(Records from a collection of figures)

»»

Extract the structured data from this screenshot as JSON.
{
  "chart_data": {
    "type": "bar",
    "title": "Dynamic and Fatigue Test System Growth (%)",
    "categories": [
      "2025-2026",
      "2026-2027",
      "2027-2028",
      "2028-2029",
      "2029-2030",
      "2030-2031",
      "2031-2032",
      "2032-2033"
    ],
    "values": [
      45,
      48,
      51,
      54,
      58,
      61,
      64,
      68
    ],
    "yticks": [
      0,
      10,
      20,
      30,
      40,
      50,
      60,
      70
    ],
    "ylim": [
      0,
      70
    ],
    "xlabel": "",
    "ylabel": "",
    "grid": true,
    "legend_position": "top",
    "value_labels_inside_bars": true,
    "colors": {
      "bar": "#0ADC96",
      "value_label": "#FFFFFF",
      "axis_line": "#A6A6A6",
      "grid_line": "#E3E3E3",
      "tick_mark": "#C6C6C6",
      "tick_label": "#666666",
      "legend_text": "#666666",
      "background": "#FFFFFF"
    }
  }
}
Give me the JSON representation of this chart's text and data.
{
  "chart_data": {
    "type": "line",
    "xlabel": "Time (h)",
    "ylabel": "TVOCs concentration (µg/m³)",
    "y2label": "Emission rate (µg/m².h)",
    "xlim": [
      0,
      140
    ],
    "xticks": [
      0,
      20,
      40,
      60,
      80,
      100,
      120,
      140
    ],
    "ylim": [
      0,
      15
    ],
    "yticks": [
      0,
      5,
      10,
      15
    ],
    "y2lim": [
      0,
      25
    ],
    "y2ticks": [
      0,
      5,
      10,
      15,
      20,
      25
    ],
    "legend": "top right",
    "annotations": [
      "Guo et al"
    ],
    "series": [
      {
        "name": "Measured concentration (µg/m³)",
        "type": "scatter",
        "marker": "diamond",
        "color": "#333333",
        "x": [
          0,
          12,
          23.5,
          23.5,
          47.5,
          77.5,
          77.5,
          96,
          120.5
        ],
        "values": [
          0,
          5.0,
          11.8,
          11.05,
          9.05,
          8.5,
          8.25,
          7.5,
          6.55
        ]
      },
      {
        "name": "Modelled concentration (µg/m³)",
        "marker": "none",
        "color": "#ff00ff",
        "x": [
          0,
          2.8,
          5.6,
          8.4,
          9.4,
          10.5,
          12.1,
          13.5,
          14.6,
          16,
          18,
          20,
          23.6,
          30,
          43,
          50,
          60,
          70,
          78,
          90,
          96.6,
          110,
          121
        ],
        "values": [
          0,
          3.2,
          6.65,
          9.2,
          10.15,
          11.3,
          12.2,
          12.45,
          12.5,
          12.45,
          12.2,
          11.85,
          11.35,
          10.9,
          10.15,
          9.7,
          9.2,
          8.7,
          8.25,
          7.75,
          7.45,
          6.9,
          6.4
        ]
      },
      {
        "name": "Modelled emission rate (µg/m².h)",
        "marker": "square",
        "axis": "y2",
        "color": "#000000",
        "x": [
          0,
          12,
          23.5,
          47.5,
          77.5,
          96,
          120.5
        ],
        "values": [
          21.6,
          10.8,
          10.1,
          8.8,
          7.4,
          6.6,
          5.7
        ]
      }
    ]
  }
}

««

> **WHAT YOU ARE ASKED TO DO**:
In full and verbatim, repeat the records given above.

> **ANSWER TO THE TASK**:
Extract the structured data from this screenshot as JSON.
{
  "chart_data": {
    "type": "bar",
    "title": "Dynamic and Fatigue Test System Growth (%)",
    "categories": [
      "2025-2026",
      "2026-2027",
      "2027-2028",
      "2028-2029",
      "2029-2030",
      "2030-2031",
      "2031-2032",
      "2032-2033"
    ],
    "values": [
      45,
      48,
      51,
      54,
      58,
      61,
      64,
      68
    ],
    "yticks": [
      0,
      10,
      20,
      30,
      40,
      50,
      60,
      70
    ],
    "ylim": [
      0,
      70
    ],
    "xlabel": "",
    "ylabel": "",
    "grid": true,
    "legend_position": "top",
    "value_labels_inside_bars": true,
    "colors": {
      "bar": "#0ADC96",
      "value_label": "#FFFFFF",
      "axis_line": "#A6A6A6",
      "grid_line": "#E3E3E3",
      "tick_mark": "#C6C6C6",
      "tick_label": "#666666",
      "legend_text": "#666666",
      "background": "#FFFFFF"
    }
  }
}
Give me the JSON representation of this chart's text and data.
{
  "chart_data": {
    "type": "line",
    "xlabel": "Time (h)",
    "ylabel": "TVOCs concentration (µg/m³)",
    "y2label": "Emission rate (µg/m².h)",
    "xlim": [
      0,
      140
    ],
    "xticks": [
      0,
      20,
      40,
      60,
      80,
      100,
      120,
      140
    ],
    "ylim": [
      0,
      15
    ],
    "yticks": [
      0,
      5,
      10,
      15
    ],
    "y2lim": [
      0,
      25
    ],
    "y2ticks": [
      0,
      5,
      10,
      15,
      20,
      25
    ],
    "legend": "top right",
    "annotations": [
      "Guo et al"
    ],
    "series": [
      {
        "name": "Measured concentration (µg/m³)",
        "type": "scatter",
        "marker": "diamond",
        "color": "#333333",
        "x": [
          0,
          12,
          23.5,
          23.5,
          47.5,
          77.5,
          77.5,
          96,
          120.5
        ],
        "values": [
          0,
          5.0,
          11.8,
          11.05,
          9.05,
          8.5,
          8.25,
          7.5,
          6.55
        ]
      },
      {
        "name": "Modelled concentration (µg/m³)",
        "marker": "none",
        "color": "#ff00ff",
        "x": [
          0,
          2.8,
          5.6,
          8.4,
          9.4,
          10.5,
          12.1,
          13.5,
          14.6,
          16,
          18,
          20,
          23.6,
          30,
          43,
          50,
          60,
          70,
          78,
          90,
          96.6,
          110,
          121
        ],
        "values": [
          0,
          3.2,
          6.65,
          9.2,
          10.15,
          11.3,
          12.2,
          12.45,
          12.5,
          12.45,
          12.2,
          11.85,
          11.35,
          10.9,
          10.15,
          9.7,
          9.2,
          8.7,
          8.25,
          7.75,
          7.45,
          6.9,
          6.4
        ]
      },
      {
        "name": "Modelled emission rate (µg/m².h)",
        "marker": "square",
        "axis": "y2",
        "color": "#000000",
        "x": [
          0,
          12,
          23.5,
          47.5,
          77.5,
          96,
          120.5
        ],
        "values": [
          21.6,
          10.8,
          10.1,
          8.8,
          7.4,
          6.6,
          5.7
        ]
      }
    ]
  }
}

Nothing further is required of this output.